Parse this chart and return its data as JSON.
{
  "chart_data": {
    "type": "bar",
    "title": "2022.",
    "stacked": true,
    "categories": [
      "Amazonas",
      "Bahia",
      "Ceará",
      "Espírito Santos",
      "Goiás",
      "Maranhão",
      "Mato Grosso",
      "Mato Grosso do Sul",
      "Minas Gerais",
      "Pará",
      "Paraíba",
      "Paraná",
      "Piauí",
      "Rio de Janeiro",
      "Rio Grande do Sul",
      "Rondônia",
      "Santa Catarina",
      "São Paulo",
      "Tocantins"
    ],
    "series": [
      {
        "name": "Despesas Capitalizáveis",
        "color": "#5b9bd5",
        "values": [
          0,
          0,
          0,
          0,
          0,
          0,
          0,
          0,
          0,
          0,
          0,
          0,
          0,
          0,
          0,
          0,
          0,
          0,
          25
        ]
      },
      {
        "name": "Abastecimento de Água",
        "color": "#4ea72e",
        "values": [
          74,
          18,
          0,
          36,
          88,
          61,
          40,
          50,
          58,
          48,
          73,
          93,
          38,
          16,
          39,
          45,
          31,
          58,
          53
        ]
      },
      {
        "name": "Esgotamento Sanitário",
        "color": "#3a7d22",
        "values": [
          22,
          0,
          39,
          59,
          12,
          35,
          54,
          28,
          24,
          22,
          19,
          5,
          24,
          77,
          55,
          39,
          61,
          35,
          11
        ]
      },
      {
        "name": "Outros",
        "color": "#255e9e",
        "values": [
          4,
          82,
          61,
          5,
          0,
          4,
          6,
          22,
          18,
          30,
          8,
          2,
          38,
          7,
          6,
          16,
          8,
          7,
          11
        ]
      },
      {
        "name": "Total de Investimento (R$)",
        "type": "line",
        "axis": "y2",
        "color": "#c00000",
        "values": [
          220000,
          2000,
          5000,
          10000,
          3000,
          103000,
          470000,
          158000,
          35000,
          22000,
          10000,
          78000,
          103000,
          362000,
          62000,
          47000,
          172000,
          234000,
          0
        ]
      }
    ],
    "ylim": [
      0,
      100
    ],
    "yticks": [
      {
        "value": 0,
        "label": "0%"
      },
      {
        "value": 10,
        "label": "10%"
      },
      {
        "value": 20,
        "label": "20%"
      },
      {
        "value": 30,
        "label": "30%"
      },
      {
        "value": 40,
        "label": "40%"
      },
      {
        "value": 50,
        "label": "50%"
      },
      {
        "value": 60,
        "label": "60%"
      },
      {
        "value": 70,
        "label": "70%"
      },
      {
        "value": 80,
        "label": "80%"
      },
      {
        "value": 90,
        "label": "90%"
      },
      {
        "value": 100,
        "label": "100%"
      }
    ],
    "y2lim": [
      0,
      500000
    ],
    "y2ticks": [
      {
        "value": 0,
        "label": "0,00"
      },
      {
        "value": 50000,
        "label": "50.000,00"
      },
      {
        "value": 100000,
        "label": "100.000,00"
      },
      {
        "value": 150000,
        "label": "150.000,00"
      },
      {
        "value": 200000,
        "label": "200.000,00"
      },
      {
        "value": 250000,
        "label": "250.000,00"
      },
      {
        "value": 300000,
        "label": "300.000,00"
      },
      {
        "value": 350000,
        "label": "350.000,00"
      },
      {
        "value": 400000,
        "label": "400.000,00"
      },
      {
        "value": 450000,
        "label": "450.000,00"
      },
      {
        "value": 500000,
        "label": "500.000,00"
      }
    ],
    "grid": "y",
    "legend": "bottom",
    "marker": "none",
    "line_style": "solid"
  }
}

- _Stated task_:
Pull out all lines containing "color".

- _Reply to the exercise_:
        "color": "#5b9bd5",
        "color": "#4ea72e",
        "color": "#3a7d22",
        "color": "#255e9e",
        "color": "#c00000",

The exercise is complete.